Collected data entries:
☆ ☆ ☆ ☆ ☆
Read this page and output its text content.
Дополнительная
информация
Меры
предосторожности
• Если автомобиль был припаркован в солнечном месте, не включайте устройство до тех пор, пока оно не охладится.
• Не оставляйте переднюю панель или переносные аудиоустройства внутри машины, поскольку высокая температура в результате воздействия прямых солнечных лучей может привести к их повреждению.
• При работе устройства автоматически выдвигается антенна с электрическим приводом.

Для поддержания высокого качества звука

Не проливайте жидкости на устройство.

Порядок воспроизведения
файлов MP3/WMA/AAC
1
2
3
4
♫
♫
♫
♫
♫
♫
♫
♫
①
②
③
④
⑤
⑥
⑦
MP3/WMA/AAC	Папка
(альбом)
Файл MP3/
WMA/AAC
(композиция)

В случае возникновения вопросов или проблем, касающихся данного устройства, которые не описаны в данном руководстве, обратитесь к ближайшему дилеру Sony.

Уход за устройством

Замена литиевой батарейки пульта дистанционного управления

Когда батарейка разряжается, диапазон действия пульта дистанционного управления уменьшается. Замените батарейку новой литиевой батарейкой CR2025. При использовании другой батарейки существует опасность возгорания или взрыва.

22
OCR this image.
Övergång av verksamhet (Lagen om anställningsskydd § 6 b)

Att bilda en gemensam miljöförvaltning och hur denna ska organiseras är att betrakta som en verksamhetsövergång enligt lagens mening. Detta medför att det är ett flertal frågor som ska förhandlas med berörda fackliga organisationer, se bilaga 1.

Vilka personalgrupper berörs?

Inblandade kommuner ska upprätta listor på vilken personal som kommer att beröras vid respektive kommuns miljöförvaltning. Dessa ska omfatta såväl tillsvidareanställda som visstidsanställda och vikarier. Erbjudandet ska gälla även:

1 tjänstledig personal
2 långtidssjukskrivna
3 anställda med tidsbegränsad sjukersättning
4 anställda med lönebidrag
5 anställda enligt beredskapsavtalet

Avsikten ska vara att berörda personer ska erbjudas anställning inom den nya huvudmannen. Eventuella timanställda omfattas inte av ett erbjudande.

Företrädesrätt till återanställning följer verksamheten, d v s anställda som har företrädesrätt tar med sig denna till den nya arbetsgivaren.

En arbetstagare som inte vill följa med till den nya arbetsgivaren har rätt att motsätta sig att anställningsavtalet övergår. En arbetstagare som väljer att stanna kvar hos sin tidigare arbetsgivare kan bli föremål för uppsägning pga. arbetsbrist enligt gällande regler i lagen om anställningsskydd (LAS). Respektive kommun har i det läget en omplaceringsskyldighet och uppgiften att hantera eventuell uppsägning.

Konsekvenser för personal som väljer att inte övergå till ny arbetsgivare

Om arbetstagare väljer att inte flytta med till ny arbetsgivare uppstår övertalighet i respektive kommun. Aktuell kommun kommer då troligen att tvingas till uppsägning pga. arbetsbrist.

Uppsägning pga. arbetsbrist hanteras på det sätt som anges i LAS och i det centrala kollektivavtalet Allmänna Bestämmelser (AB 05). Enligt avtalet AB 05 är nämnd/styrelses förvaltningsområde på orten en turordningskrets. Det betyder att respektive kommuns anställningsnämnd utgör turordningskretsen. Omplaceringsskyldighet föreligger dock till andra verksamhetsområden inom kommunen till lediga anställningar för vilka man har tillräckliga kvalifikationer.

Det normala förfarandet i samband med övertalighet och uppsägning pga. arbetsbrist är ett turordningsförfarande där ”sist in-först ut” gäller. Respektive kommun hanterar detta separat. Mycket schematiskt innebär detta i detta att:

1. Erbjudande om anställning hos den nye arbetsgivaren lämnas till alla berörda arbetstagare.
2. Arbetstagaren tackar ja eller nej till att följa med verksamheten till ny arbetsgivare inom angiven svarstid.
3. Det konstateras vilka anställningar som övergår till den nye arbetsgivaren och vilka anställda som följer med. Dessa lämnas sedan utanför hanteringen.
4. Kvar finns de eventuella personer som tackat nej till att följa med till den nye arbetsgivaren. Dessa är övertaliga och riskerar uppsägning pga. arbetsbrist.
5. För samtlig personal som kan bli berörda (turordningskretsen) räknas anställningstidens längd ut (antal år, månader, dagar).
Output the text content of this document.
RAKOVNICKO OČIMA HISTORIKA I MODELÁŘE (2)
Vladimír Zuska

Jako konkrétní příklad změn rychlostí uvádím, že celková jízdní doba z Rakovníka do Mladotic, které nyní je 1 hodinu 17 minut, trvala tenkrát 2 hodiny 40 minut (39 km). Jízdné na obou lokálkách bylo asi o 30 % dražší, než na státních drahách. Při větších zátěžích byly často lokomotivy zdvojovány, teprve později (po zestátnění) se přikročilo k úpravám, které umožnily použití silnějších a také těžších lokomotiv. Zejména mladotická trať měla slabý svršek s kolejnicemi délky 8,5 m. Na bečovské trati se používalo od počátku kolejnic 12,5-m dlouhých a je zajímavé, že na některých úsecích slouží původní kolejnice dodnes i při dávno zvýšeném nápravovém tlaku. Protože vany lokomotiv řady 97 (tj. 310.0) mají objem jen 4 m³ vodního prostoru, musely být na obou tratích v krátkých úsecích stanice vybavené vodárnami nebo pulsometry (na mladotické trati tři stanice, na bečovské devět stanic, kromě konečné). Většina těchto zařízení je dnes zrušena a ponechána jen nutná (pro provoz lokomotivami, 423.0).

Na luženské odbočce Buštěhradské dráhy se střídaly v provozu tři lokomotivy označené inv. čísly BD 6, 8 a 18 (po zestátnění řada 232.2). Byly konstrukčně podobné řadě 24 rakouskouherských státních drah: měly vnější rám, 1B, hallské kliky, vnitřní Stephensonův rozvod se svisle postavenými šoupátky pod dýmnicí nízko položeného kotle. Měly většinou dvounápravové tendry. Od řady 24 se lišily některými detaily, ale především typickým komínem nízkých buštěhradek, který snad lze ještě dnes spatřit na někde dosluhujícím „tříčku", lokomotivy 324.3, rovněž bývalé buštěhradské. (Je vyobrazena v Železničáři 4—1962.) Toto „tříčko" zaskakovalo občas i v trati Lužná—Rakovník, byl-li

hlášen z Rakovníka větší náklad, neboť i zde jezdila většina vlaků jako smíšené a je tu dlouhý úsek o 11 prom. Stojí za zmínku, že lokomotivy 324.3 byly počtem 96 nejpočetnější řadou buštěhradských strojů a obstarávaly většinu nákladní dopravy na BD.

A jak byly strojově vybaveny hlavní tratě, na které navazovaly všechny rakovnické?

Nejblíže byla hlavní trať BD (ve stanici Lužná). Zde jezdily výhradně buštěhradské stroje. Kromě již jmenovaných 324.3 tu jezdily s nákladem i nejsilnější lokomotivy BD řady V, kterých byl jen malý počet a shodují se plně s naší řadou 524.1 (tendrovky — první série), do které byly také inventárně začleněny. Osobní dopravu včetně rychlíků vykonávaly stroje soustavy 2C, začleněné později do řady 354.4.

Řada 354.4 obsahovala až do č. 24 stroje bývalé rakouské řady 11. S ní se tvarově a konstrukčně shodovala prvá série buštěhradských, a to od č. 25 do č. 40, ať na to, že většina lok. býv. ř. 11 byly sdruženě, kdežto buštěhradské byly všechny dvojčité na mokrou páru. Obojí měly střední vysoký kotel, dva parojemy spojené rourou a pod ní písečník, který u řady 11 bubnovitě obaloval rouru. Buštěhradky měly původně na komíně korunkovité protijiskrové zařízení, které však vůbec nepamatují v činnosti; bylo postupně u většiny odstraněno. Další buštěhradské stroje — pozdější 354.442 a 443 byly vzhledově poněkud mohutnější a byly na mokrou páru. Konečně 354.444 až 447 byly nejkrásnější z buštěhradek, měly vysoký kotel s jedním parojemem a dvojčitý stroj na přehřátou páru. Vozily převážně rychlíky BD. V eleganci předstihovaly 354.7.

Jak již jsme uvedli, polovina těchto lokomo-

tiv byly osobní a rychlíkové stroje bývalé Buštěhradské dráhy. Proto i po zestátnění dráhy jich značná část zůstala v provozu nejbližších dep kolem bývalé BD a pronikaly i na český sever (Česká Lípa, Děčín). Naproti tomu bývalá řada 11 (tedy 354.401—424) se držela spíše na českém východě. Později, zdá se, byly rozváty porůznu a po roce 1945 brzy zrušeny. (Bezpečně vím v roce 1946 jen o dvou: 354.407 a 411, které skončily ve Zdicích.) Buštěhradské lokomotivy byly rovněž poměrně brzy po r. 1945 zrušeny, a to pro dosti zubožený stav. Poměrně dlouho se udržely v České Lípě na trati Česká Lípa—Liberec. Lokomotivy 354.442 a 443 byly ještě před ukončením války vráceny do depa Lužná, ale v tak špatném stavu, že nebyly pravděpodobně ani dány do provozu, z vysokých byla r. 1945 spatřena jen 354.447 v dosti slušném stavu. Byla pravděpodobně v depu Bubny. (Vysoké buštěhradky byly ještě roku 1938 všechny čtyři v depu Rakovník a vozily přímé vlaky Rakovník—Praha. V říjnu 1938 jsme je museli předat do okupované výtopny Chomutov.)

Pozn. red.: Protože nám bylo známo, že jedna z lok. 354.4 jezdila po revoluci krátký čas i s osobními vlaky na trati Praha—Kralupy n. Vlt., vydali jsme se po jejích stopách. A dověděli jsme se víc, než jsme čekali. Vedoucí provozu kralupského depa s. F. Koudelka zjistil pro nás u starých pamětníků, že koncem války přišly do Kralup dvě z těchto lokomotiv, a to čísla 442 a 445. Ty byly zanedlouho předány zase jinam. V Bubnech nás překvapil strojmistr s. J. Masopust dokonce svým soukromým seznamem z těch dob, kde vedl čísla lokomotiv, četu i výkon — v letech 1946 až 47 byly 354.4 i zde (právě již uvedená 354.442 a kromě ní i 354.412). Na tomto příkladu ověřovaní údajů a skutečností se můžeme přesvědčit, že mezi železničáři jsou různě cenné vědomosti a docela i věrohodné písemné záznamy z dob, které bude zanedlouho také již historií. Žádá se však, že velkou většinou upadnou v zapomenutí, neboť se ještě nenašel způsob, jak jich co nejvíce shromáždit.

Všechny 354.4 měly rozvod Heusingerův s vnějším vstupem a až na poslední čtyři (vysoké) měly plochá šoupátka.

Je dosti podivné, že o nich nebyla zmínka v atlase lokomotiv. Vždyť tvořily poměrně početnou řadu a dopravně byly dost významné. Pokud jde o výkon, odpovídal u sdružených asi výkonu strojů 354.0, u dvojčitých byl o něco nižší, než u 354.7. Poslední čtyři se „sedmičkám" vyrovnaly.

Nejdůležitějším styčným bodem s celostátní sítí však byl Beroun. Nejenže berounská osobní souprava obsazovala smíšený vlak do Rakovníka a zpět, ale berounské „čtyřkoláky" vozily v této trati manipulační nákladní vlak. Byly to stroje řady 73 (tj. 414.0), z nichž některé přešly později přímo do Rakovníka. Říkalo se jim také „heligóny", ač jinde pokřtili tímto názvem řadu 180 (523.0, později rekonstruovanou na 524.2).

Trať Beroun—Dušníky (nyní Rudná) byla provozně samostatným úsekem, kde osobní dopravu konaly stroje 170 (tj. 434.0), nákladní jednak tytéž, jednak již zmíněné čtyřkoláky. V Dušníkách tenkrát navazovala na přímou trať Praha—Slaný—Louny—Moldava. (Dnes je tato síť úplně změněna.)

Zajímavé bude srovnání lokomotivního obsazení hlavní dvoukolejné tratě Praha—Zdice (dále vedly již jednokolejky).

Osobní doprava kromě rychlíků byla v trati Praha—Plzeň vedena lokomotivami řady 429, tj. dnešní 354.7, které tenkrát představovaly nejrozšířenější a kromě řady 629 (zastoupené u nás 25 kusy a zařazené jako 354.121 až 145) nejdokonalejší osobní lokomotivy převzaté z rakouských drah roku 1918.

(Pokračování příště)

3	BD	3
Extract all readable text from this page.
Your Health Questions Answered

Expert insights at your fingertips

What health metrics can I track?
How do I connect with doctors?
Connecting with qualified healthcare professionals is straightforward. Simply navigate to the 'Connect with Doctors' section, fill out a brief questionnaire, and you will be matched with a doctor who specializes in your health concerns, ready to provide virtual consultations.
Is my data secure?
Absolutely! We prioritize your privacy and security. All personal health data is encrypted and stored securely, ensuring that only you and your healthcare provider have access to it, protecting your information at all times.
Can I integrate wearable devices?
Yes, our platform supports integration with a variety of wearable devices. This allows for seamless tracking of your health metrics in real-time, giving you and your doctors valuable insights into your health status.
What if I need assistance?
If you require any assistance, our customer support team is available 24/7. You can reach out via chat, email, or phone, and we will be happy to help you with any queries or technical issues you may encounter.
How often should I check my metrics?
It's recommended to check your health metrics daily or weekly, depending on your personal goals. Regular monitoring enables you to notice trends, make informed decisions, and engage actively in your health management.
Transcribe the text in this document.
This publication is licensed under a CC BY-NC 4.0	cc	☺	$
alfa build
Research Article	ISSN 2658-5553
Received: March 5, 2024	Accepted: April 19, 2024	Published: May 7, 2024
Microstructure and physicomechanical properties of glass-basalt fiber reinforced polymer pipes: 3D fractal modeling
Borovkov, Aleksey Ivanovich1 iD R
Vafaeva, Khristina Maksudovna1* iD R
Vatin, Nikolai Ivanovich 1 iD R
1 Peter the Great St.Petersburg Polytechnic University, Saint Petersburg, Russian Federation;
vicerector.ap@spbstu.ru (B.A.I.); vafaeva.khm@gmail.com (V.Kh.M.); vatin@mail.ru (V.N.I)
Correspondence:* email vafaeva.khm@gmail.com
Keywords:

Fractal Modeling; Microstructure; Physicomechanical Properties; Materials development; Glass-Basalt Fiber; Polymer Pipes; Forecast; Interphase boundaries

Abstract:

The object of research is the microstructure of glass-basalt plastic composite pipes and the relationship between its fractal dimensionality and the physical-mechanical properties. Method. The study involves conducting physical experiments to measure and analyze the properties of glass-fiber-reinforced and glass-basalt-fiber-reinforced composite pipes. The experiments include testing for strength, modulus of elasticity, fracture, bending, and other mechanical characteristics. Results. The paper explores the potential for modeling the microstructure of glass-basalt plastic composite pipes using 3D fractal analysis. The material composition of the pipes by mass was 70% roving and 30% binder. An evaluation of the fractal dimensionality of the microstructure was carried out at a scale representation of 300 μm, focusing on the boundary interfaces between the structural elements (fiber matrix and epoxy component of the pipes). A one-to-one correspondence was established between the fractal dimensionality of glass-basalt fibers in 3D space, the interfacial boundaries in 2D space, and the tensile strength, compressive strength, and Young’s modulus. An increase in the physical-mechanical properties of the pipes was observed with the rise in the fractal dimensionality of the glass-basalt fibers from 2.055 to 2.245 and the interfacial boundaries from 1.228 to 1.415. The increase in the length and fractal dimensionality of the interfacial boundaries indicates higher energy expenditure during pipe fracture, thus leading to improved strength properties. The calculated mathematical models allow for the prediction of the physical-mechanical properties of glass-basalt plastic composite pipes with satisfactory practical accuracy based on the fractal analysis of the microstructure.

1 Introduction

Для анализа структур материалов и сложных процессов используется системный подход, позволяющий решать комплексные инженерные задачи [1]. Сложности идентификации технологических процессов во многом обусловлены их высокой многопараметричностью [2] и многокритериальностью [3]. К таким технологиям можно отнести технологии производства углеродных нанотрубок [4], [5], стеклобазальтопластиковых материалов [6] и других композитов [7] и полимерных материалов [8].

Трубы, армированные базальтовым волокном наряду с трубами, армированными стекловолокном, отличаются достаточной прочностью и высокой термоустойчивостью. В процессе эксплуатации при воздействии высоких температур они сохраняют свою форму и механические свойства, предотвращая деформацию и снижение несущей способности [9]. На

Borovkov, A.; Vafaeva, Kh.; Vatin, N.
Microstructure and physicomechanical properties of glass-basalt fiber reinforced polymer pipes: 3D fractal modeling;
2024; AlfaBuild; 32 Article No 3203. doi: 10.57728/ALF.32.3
☆ ☆ ☆ ☆ ☆
Count the lines in the records above that contain the word "What", and reply with only that number.

2